Items from a data source
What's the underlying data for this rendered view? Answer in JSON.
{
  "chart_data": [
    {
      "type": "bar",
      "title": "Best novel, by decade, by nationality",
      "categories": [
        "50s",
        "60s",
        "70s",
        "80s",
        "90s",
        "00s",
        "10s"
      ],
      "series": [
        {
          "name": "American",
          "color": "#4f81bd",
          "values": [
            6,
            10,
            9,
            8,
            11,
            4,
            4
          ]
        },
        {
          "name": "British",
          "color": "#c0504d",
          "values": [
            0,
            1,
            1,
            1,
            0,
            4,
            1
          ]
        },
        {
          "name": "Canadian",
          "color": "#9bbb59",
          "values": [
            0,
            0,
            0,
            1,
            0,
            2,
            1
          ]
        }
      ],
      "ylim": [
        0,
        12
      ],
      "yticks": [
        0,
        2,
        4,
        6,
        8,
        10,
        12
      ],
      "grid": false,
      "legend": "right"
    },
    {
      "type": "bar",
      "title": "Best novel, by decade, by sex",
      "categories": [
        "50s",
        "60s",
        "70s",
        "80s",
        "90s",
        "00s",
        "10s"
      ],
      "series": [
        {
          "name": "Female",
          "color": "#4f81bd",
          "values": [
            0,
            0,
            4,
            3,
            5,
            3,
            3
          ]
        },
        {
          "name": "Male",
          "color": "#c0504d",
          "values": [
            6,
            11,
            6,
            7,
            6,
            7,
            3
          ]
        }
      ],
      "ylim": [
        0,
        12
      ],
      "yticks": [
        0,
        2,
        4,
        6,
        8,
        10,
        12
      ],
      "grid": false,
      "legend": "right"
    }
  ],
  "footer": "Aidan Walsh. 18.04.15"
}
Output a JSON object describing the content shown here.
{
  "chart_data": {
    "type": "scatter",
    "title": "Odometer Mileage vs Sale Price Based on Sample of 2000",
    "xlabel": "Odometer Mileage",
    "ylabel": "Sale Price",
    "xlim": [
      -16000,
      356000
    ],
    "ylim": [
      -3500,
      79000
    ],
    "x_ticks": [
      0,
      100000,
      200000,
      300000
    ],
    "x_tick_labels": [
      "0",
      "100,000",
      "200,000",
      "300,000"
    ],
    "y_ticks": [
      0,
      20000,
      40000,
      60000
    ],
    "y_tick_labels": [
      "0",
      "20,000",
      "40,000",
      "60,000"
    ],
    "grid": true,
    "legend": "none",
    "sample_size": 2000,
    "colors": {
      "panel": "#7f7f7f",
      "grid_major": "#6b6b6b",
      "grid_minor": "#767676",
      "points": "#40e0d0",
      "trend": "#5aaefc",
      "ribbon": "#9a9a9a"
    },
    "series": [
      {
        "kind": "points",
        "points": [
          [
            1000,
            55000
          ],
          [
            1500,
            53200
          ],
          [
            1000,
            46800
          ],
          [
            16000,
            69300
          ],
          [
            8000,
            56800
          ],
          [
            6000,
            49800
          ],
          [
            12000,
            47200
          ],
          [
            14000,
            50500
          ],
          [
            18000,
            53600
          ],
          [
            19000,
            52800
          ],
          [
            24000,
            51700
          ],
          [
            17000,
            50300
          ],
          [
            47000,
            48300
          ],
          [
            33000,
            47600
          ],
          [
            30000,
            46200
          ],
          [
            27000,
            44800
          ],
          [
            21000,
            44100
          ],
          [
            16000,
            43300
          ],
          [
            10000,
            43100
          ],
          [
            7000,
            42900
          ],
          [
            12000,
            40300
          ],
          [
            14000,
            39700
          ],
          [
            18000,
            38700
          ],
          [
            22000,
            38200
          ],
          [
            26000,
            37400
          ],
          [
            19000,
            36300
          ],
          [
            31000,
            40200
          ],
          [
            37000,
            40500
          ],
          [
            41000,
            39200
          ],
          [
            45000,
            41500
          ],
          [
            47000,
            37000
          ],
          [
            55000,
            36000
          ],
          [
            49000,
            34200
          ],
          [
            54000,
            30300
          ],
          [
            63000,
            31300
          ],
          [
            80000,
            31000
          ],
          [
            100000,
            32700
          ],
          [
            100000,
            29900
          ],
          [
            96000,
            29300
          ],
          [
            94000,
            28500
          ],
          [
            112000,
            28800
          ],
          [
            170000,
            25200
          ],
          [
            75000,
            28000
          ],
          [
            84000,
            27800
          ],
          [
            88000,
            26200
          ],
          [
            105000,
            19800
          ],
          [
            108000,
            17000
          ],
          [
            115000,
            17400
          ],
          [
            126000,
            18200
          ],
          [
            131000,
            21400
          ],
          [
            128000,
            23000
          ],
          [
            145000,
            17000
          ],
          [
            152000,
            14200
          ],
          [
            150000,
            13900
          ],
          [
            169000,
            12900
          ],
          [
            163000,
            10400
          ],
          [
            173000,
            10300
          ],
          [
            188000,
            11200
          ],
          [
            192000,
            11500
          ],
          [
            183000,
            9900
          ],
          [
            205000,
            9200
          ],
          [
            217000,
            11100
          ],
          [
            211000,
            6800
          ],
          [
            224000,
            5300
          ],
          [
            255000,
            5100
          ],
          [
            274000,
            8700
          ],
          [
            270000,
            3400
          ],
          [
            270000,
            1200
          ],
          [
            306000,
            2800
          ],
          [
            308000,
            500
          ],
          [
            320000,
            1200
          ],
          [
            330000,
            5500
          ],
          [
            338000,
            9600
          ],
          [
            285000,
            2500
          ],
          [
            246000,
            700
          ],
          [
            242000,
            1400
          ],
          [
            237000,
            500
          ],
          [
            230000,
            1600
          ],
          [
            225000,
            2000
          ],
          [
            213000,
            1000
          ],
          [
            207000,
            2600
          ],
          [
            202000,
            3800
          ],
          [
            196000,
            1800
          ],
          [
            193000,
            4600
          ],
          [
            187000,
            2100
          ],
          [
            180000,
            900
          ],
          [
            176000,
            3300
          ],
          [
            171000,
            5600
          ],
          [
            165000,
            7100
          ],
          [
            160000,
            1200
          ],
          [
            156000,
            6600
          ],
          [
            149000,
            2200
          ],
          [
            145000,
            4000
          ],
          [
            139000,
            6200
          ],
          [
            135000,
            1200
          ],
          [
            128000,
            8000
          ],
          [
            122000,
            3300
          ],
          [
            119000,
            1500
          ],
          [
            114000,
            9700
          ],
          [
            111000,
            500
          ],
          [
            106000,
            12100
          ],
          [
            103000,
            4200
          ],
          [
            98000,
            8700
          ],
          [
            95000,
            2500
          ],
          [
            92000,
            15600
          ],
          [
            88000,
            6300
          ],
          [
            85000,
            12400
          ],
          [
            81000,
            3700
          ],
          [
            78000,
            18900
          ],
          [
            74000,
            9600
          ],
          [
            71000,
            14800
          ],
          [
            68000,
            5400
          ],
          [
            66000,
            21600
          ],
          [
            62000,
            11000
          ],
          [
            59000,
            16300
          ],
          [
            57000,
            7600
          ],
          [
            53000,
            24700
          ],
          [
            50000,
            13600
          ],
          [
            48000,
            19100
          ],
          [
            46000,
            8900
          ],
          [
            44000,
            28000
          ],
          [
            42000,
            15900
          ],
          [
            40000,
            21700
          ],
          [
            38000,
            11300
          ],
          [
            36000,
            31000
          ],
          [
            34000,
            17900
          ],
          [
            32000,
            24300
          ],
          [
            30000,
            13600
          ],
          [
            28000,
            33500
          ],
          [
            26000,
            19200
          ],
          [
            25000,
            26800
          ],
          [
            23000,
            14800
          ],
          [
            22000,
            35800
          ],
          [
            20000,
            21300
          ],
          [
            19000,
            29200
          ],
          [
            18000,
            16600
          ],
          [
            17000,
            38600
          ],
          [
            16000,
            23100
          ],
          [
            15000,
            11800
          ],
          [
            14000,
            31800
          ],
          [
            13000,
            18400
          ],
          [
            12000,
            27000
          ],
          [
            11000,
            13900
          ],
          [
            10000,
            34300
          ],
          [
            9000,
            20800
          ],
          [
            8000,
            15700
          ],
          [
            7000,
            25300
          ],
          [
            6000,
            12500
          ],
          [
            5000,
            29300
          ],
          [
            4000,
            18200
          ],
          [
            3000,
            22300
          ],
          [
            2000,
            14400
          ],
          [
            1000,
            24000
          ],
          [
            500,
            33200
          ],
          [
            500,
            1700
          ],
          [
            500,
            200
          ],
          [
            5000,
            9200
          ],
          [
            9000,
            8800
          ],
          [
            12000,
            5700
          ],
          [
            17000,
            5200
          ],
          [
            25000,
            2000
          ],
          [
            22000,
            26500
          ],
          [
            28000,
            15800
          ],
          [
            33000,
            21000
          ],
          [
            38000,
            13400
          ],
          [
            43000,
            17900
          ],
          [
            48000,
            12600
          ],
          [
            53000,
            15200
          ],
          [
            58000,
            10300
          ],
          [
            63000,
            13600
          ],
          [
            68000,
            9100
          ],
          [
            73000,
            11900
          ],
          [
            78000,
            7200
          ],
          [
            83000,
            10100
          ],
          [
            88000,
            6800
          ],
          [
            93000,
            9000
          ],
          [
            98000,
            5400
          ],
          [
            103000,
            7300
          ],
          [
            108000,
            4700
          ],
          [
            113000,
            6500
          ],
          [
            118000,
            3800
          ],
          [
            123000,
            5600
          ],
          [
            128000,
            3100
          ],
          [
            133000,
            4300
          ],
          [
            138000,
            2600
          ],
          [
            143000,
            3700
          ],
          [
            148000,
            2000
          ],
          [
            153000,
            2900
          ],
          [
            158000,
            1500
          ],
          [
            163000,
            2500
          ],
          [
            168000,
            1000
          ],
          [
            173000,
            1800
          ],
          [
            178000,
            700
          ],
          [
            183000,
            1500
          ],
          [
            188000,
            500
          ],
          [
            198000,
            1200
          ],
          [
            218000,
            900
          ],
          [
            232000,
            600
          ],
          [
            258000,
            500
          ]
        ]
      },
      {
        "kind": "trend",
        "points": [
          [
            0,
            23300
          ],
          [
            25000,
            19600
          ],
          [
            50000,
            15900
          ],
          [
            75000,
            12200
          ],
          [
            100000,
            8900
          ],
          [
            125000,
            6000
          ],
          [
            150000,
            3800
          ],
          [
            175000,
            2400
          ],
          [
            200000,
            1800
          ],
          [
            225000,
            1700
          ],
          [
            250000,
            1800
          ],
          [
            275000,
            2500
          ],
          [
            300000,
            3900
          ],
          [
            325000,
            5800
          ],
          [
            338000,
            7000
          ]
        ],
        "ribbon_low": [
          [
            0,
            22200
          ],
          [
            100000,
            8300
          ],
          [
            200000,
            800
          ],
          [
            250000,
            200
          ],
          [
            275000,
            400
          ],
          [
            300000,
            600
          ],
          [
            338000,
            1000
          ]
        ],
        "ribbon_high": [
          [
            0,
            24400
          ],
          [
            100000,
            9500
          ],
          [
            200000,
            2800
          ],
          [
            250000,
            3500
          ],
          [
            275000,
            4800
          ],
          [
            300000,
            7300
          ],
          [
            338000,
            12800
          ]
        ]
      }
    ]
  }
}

* GIVEN PROBLEM *
Reproduce each line from the records that contains the word "Price".

* FULL SOLUTION *
    "title": "Odometer Mileage vs Sale Price Based on Sample of 2000",
    "ylabel": "Sale Price",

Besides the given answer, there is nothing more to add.